# Required work
Make an exact copy of the records, with the pictures left out.

** Begin Extracted information **

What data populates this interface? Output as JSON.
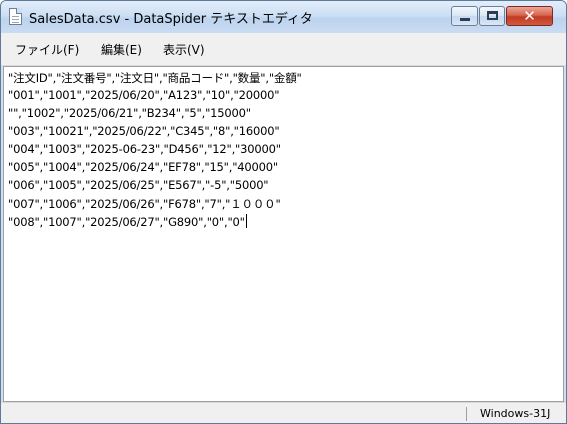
{
  "window": {
    "title": "SalesData.csv - DataSpider テキストエディタ",
    "controls": {
      "close_glyph": "✕"
    }
  },
  "menu": [
    {
      "label": "ファイル(F)"
    },
    {
      "label": "編集(E)"
    },
    {
      "label": "表示(V)"
    }
  ],
  "editor": {
    "lines": [
      "\"注文ID\",\"注文番号\",\"注文日\",\"商品コード\",\"数量\",\"金額\"",
      "\"001\",\"1001\",\"2025/06/20\",\"A123\",\"10\",\"20000\"",
      "\"\",\"1002\",\"2025/06/21\",\"B234\",\"5\",\"15000\"",
      "\"003\",\"10021\",\"2025/06/22\",\"C345\",\"8\",\"16000\"",
      "\"004\",\"1003\",\"2025-06-23\",\"D456\",\"12\",\"30000\"",
      "\"005\",\"1004\",\"2025/06/24\",\"EF78\",\"15\",\"40000\"",
      "\"006\",\"1005\",\"2025/06/25\",\"E567\",\"-5\",\"5000\"",
      "\"007\",\"1006\",\"2025/06/26\",\"F678\",\"7\",\"１０００\"",
      "\"008\",\"1007\",\"2025/06/27\",\"G890\",\"0\",\"0\""
    ]
  },
  "status": {
    "encoding": "Windows-31J"
  },
  "colors": {
    "titlebar": "#cddff4",
    "close_button": "#c23a22",
    "menubar": "#f0f0f0",
    "editor_bg": "#ffffff"
  },
  "icons": {
    "app": "notepad-document-icon",
    "minimize": "minimize-icon",
    "maximize": "maximize-icon",
    "close": "close-icon"
  }
}
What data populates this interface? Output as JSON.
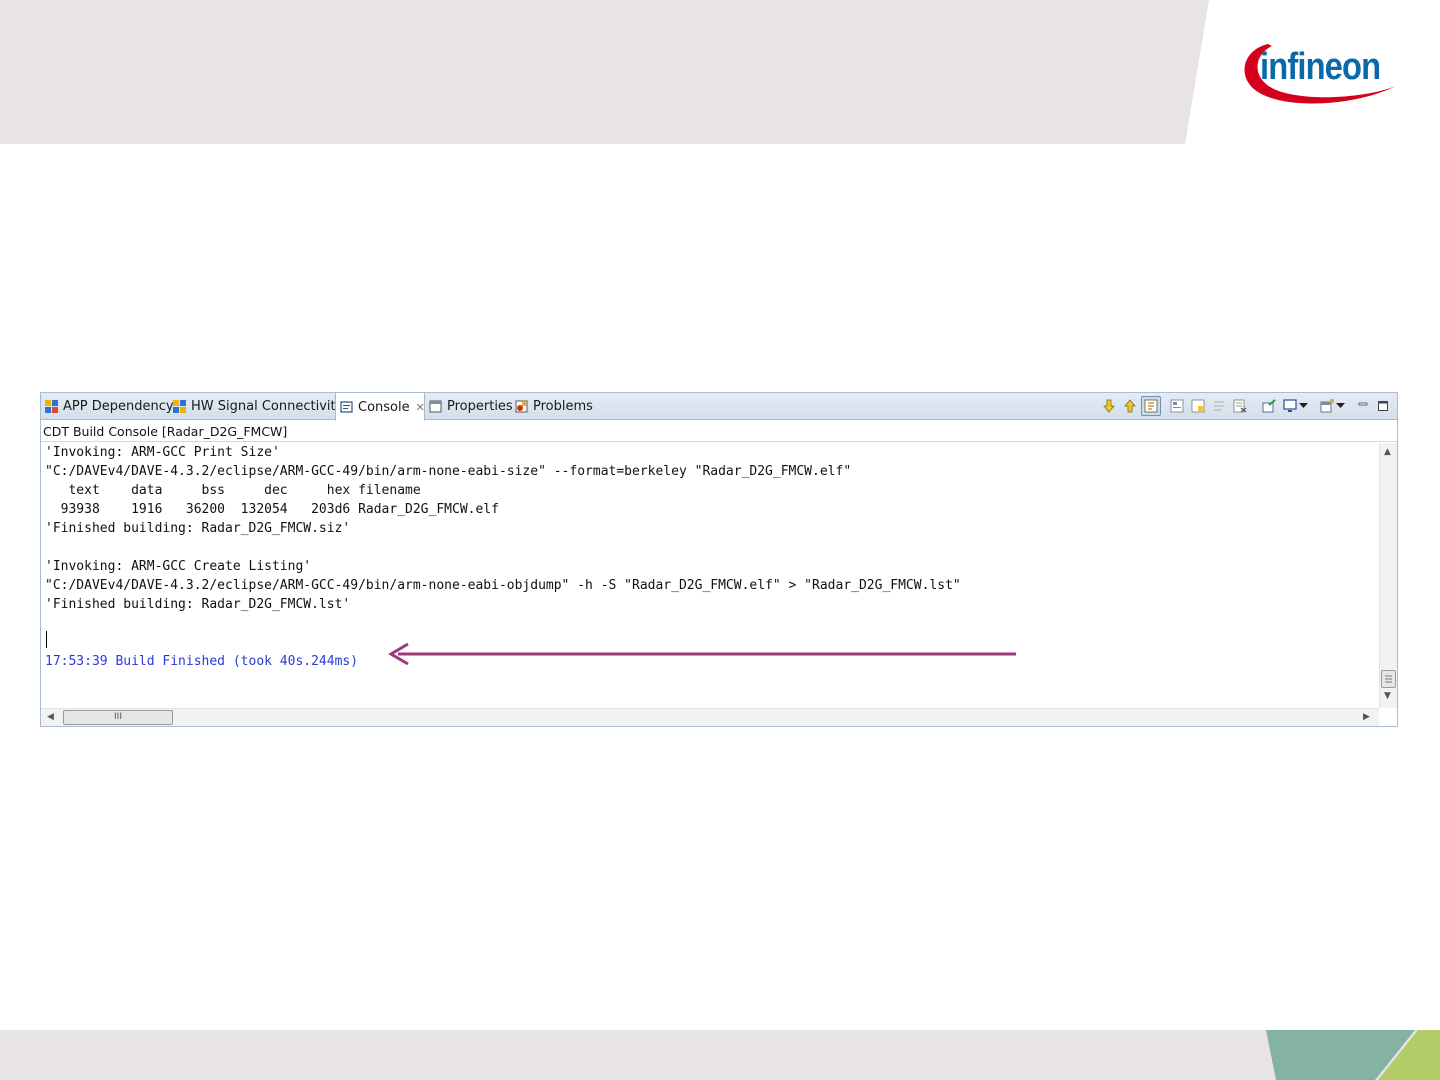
{
  "brand": {
    "logo_text": "infineon",
    "colors": {
      "band": "#e8e4e4",
      "logo_blue": "#0a69a8",
      "logo_red": "#d5001c",
      "accent_teal": "#84b3a3",
      "accent_green": "#b3cc6a",
      "arrow": "#9e3a7c"
    }
  },
  "tabs": [
    {
      "label": "APP Dependency",
      "icon": "app-dependency-icon"
    },
    {
      "label": "HW Signal Connectivity",
      "icon": "hw-signal-icon"
    },
    {
      "label": "Console",
      "icon": "console-icon",
      "active": true,
      "closable": true
    },
    {
      "label": "Properties",
      "icon": "properties-icon"
    },
    {
      "label": "Problems",
      "icon": "problems-icon"
    }
  ],
  "toolbar": [
    "scroll-down-icon",
    "scroll-up-icon",
    "scroll-lock-icon",
    "word-wrap-icon",
    "show-on-output-icon",
    "clear-console-icon",
    "remove-console-icon",
    "pin-console-icon",
    "display-console-icon",
    "display-console-dropdown-icon",
    "open-console-icon",
    "open-console-dropdown-icon",
    "minimize-icon",
    "maximize-icon"
  ],
  "console": {
    "title": "CDT Build Console [Radar_D2G_FMCW]",
    "lines": [
      "'Invoking: ARM-GCC Print Size'",
      "\"C:/DAVEv4/DAVE-4.3.2/eclipse/ARM-GCC-49/bin/arm-none-eabi-size\" --format=berkeley \"Radar_D2G_FMCW.elf\"",
      "   text    data     bss     dec     hex filename",
      "  93938    1916   36200  132054   203d6 Radar_D2G_FMCW.elf",
      "'Finished building: Radar_D2G_FMCW.siz'",
      "",
      "'Invoking: ARM-GCC Create Listing'",
      "\"C:/DAVEv4/DAVE-4.3.2/eclipse/ARM-GCC-49/bin/arm-none-eabi-objdump\" -h -S \"Radar_D2G_FMCW.elf\" > \"Radar_D2G_FMCW.lst\"",
      "'Finished building: Radar_D2G_FMCW.lst'",
      "",
      "",
      "17:53:39 Build Finished (took 40s.244ms)"
    ]
  },
  "scrollbar": {
    "h_thumb_grip": "III"
  }
}
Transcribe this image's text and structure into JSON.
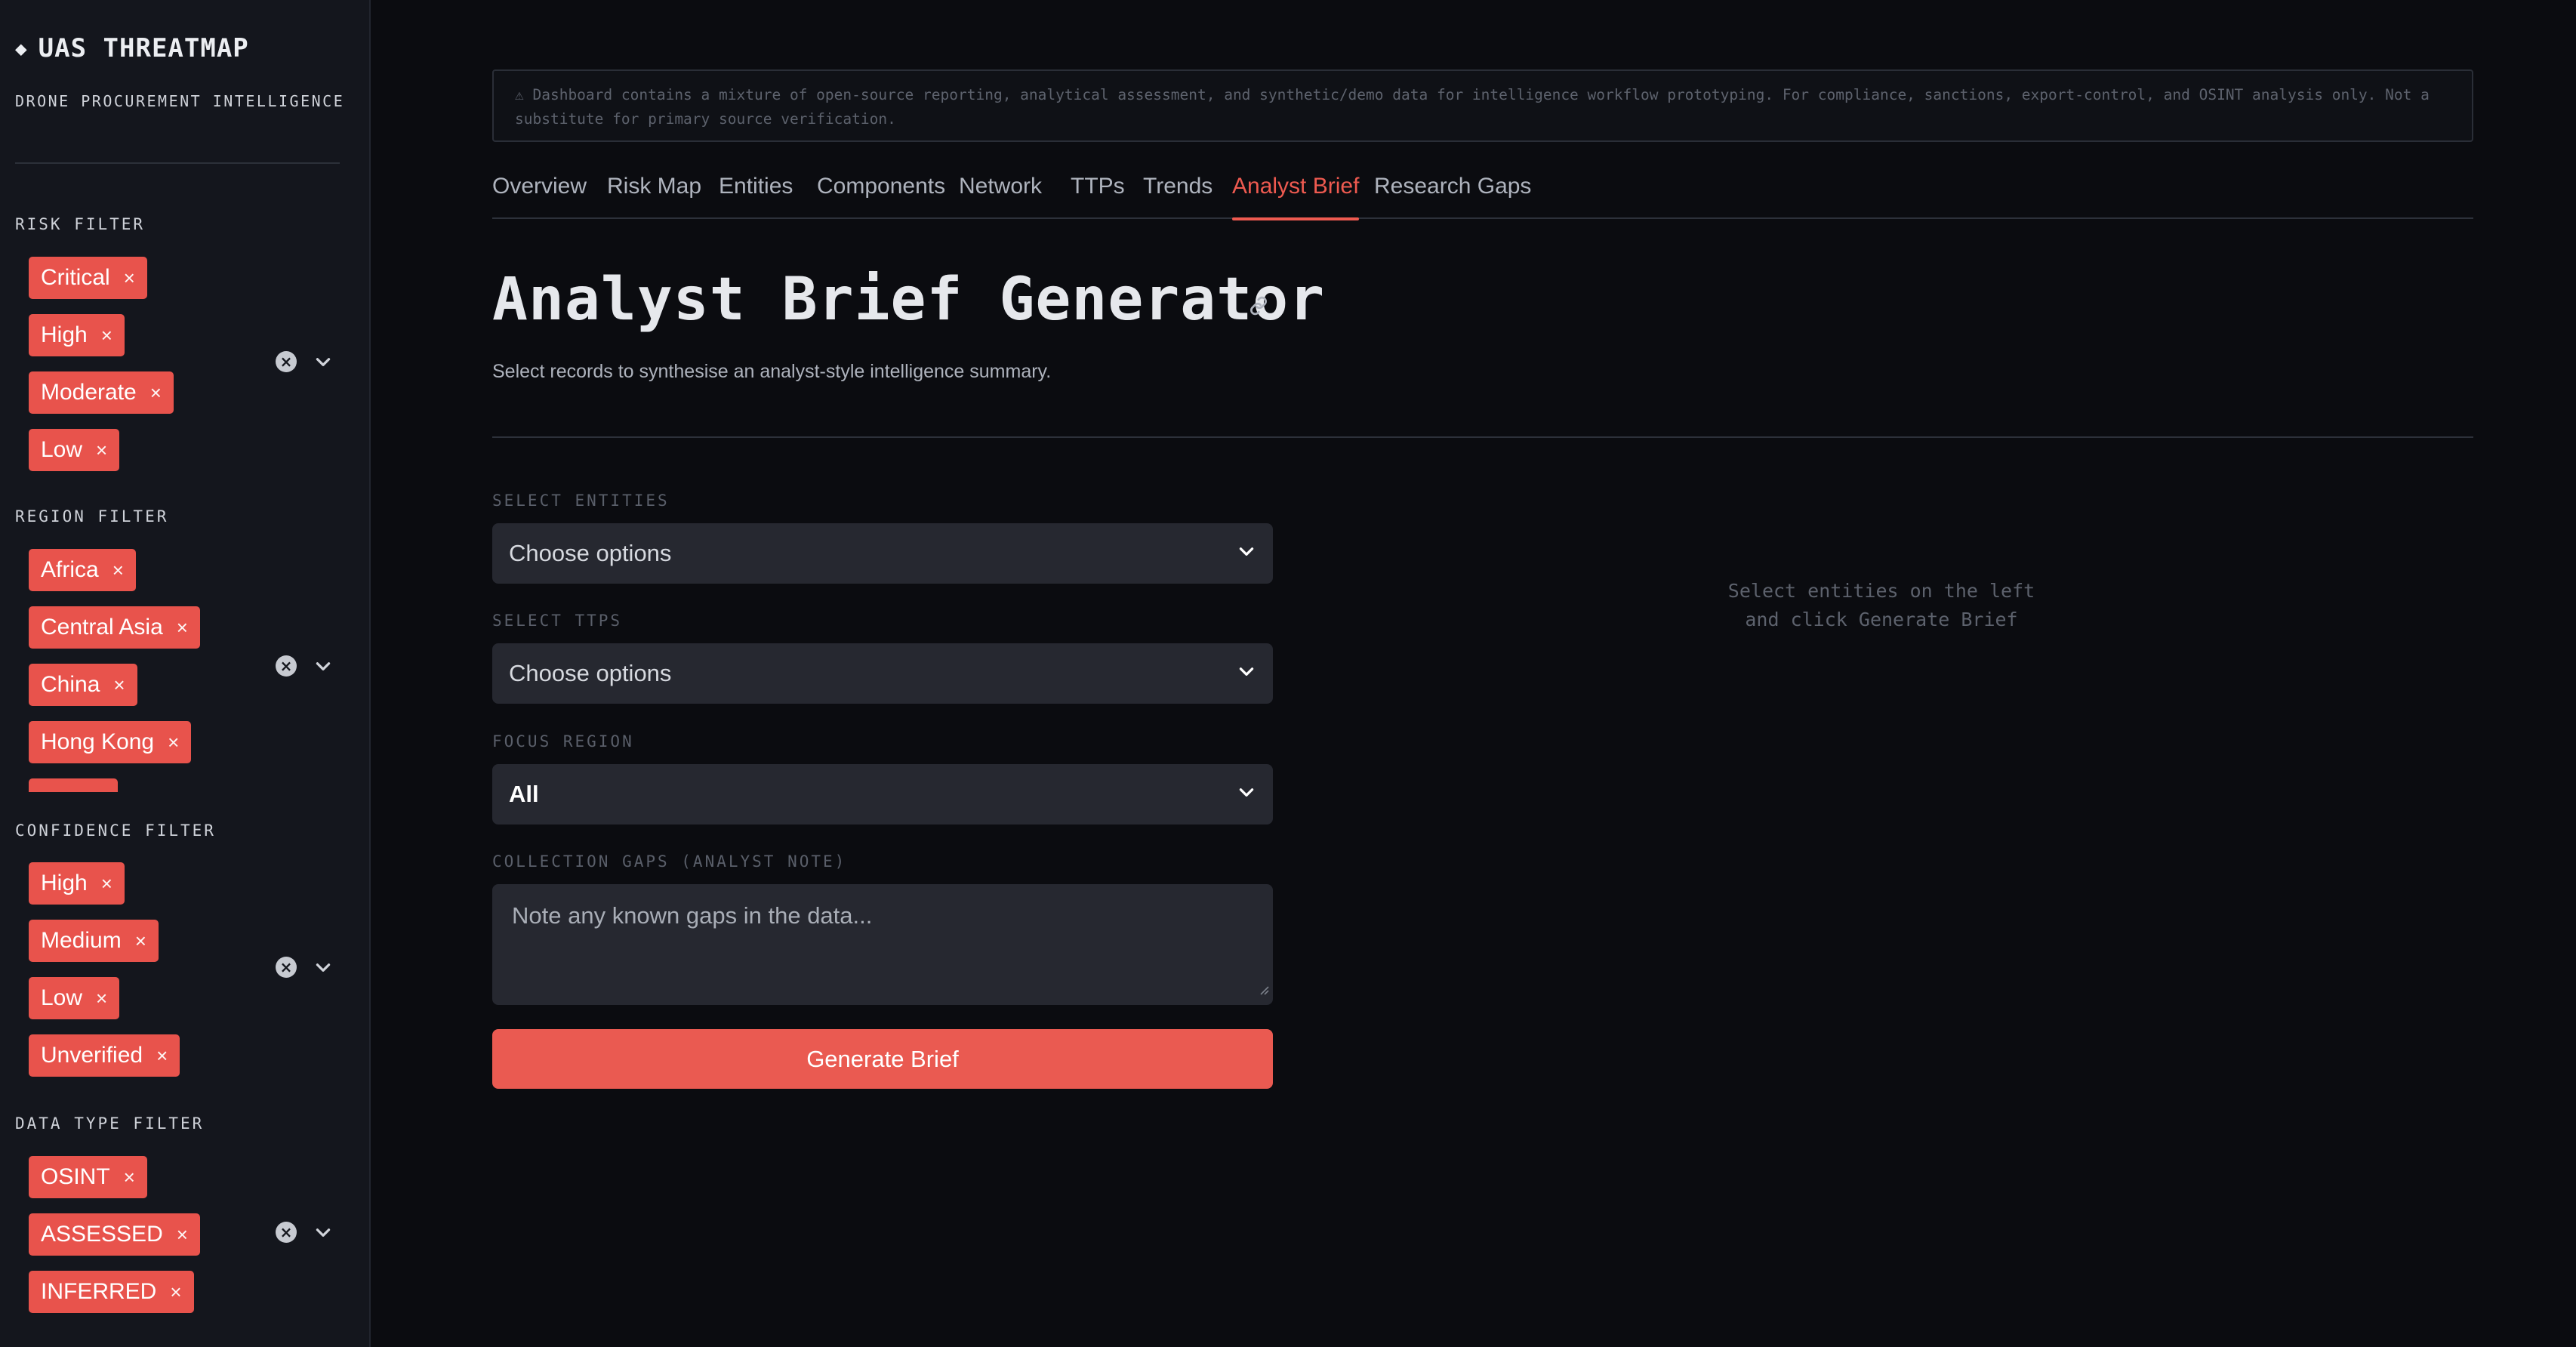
{
  "sidebar": {
    "brand_icon": "diamond-icon",
    "brand": "UAS THREATMAP",
    "subtitle": "DRONE PROCUREMENT INTELLIGENCE",
    "filters": {
      "risk": {
        "label": "RISK FILTER",
        "tags": [
          "Critical",
          "High",
          "Moderate",
          "Low"
        ]
      },
      "region": {
        "label": "REGION FILTER",
        "tags": [
          "Africa",
          "Central Asia",
          "China",
          "Hong Kong"
        ]
      },
      "confidence": {
        "label": "CONFIDENCE FILTER",
        "tags": [
          "High",
          "Medium",
          "Low",
          "Unverified"
        ]
      },
      "datatype": {
        "label": "DATA TYPE FILTER",
        "tags": [
          "OSINT",
          "ASSESSED",
          "INFERRED"
        ]
      }
    },
    "tag_remove_glyph": "×",
    "clear_glyph": "×"
  },
  "notice": {
    "text": "⚠ Dashboard contains a mixture of open-source reporting, analytical assessment, and synthetic/demo data for intelligence workflow prototyping. For compliance, sanctions, export-control, and OSINT analysis only. Not a substitute for primary source verification."
  },
  "tabs": [
    {
      "label": "Overview",
      "active": false
    },
    {
      "label": "Risk Map",
      "active": false
    },
    {
      "label": "Entities",
      "active": false
    },
    {
      "label": "Components",
      "active": false
    },
    {
      "label": "Network",
      "active": false
    },
    {
      "label": "TTPs",
      "active": false
    },
    {
      "label": "Trends",
      "active": false
    },
    {
      "label": "Analyst Brief",
      "active": true
    },
    {
      "label": "Research Gaps",
      "active": false
    }
  ],
  "page": {
    "title": "Analyst Brief Generator",
    "subtitle": "Select records to synthesise an analyst-style intelligence summary."
  },
  "form": {
    "entities": {
      "label": "SELECT ENTITIES",
      "placeholder": "Choose options"
    },
    "ttps": {
      "label": "SELECT TTPS",
      "placeholder": "Choose options"
    },
    "region": {
      "label": "FOCUS REGION",
      "value": "All"
    },
    "gaps": {
      "label": "COLLECTION GAPS (ANALYST NOTE)",
      "placeholder": "Note any known gaps in the data..."
    },
    "generate_label": "Generate Brief"
  },
  "empty_state": {
    "line1": "Select entities on the left",
    "line2": "and click Generate Brief"
  },
  "colors": {
    "accent": "#ea5a51",
    "background": "#0b0c10",
    "sidebar": "#14161d",
    "input": "#262830"
  }
}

** End Extracted information **

# Solved exercise
What data populates this interface? Output as JSON.
{
  "window": {
    "title": "SalesData.csv - DataSpider テキストエディタ",
    "controls": {
      "close_glyph": "✕"
    }
  },
  "menu": [
    {
      "label": "ファイル(F)"
    },
    {
      "label": "編集(E)"
    },
    {
      "label": "表示(V)"
    }
  ],
  "editor": {
    "lines": [
      "\"注文ID\",\"注文番号\",\"注文日\",\"商品コード\",\"数量\",\"金額\"",
      "\"001\",\"1001\",\"2025/06/20\",\"A123\",\"10\",\"20000\"",
      "\"\",\"1002\",\"2025/06/21\",\"B234\",\"5\",\"15000\"",
      "\"003\",\"10021\",\"2025/06/22\",\"C345\",\"8\",\"16000\"",
      "\"004\",\"1003\",\"2025-06-23\",\"D456\",\"12\",\"30000\"",
      "\"005\",\"1004\",\"2025/06/24\",\"EF78\",\"15\",\"40000\"",
      "\"006\",\"1005\",\"2025/06/25\",\"E567\",\"-5\",\"5000\"",
      "\"007\",\"1006\",\"2025/06/26\",\"F678\",\"7\",\"１０００\"",
      "\"008\",\"1007\",\"2025/06/27\",\"G890\",\"0\",\"0\""
    ]
  },
  "status": {
    "encoding": "Windows-31J"
  },
  "colors": {
    "titlebar": "#cddff4",
    "close_button": "#c23a22",
    "menubar": "#f0f0f0",
    "editor_bg": "#ffffff"
  },
  "icons": {
    "app": "notepad-document-icon",
    "minimize": "minimize-icon",
    "maximize": "maximize-icon",
    "close": "close-icon"
  }
}
What data populates this interface? Output as JSON.
{
  "brand": {
    "logo_text": "infineon",
    "colors": {
      "band": "#e8e4e4",
      "logo_blue": "#0a69a8",
      "logo_red": "#d5001c",
      "accent_teal": "#84b3a3",
      "accent_green": "#b3cc6a",
      "arrow": "#9e3a7c"
    }
  },
  "tabs": [
    {
      "label": "APP Dependency",
      "icon": "app-dependency-icon"
    },
    {
      "label": "HW Signal Connectivity",
      "icon": "hw-signal-icon"
    },
    {
      "label": "Console",
      "icon": "console-icon",
      "active": true,
      "closable": true
    },
    {
      "label": "Properties",
      "icon": "properties-icon"
    },
    {
      "label": "Problems",
      "icon": "problems-icon"
    }
  ],
  "toolbar": [
    "scroll-down-icon",
    "scroll-up-icon",
    "scroll-lock-icon",
    "word-wrap-icon",
    "show-on-output-icon",
    "clear-console-icon",
    "remove-console-icon",
    "pin-console-icon",
    "display-console-icon",
    "display-console-dropdown-icon",
    "open-console-icon",
    "open-console-dropdown-icon",
    "minimize-icon",
    "maximize-icon"
  ],
  "console": {
    "title": "CDT Build Console [Radar_D2G_FMCW]",
    "lines": [
      "'Invoking: ARM-GCC Print Size'",
      "\"C:/DAVEv4/DAVE-4.3.2/eclipse/ARM-GCC-49/bin/arm-none-eabi-size\" --format=berkeley \"Radar_D2G_FMCW.elf\"",
      "   text    data     bss     dec     hex filename",
      "  93938    1916   36200  132054   203d6 Radar_D2G_FMCW.elf",
      "'Finished building: Radar_D2G_FMCW.siz'",
      "",
      "'Invoking: ARM-GCC Create Listing'",
      "\"C:/DAVEv4/DAVE-4.3.2/eclipse/ARM-GCC-49/bin/arm-none-eabi-objdump\" -h -S \"Radar_D2G_FMCW.elf\" > \"Radar_D2G_FMCW.lst\"",
      "'Finished building: Radar_D2G_FMCW.lst'",
      "",
      "",
      "17:53:39 Build Finished (took 40s.244ms)"
    ]
  },
  "scrollbar": {
    "h_thumb_grip": "III"
  }
}
Transcribe this image's text and structure into JSON.
{
  "sidebar": {
    "brand_icon": "diamond-icon",
    "brand": "UAS THREATMAP",
    "subtitle": "DRONE PROCUREMENT INTELLIGENCE",
    "filters": {
      "risk": {
        "label": "RISK FILTER",
        "tags": [
          "Critical",
          "High",
          "Moderate",
          "Low"
        ]
      },
      "region": {
        "label": "REGION FILTER",
        "tags": [
          "Africa",
          "Central Asia",
          "China",
          "Hong Kong"
        ]
      },
      "confidence": {
        "label": "CONFIDENCE FILTER",
        "tags": [
          "High",
          "Medium",
          "Low",
          "Unverified"
        ]
      },
      "datatype": {
        "label": "DATA TYPE FILTER",
        "tags": [
          "OSINT",
          "ASSESSED",
          "INFERRED"
        ]
      }
    },
    "tag_remove_glyph": "×",
    "clear_glyph": "×"
  },
  "notice": {
    "text": "⚠ Dashboard contains a mixture of open-source reporting, analytical assessment, and synthetic/demo data for intelligence workflow prototyping. For compliance, sanctions, export-control, and OSINT analysis only. Not a substitute for primary source verification."
  },
  "tabs": [
    {
      "label": "Overview",
      "active": false
    },
    {
      "label": "Risk Map",
      "active": false
    },
    {
      "label": "Entities",
      "active": false
    },
    {
      "label": "Components",
      "active": false
    },
    {
      "label": "Network",
      "active": false
    },
    {
      "label": "TTPs",
      "active": false
    },
    {
      "label": "Trends",
      "active": false
    },
    {
      "label": "Analyst Brief",
      "active": true
    },
    {
      "label": "Research Gaps",
      "active": false
    }
  ],
  "page": {
    "title": "Analyst Brief Generator",
    "subtitle": "Select records to synthesise an analyst-style intelligence summary."
  },
  "form": {
    "entities": {
      "label": "SELECT ENTITIES",
      "placeholder": "Choose options"
    },
    "ttps": {
      "label": "SELECT TTPS",
      "placeholder": "Choose options"
    },
    "region": {
      "label": "FOCUS REGION",
      "value": "All"
    },
    "gaps": {
      "label": "COLLECTION GAPS (ANALYST NOTE)",
      "placeholder": "Note any known gaps in the data..."
    },
    "generate_label": "Generate Brief"
  },
  "empty_state": {
    "line1": "Select entities on the left",
    "line2": "and click Generate Brief"
  },
  "colors": {
    "accent": "#ea5a51",
    "background": "#0b0c10",
    "sidebar": "#14161d",
    "input": "#262830"
  }
}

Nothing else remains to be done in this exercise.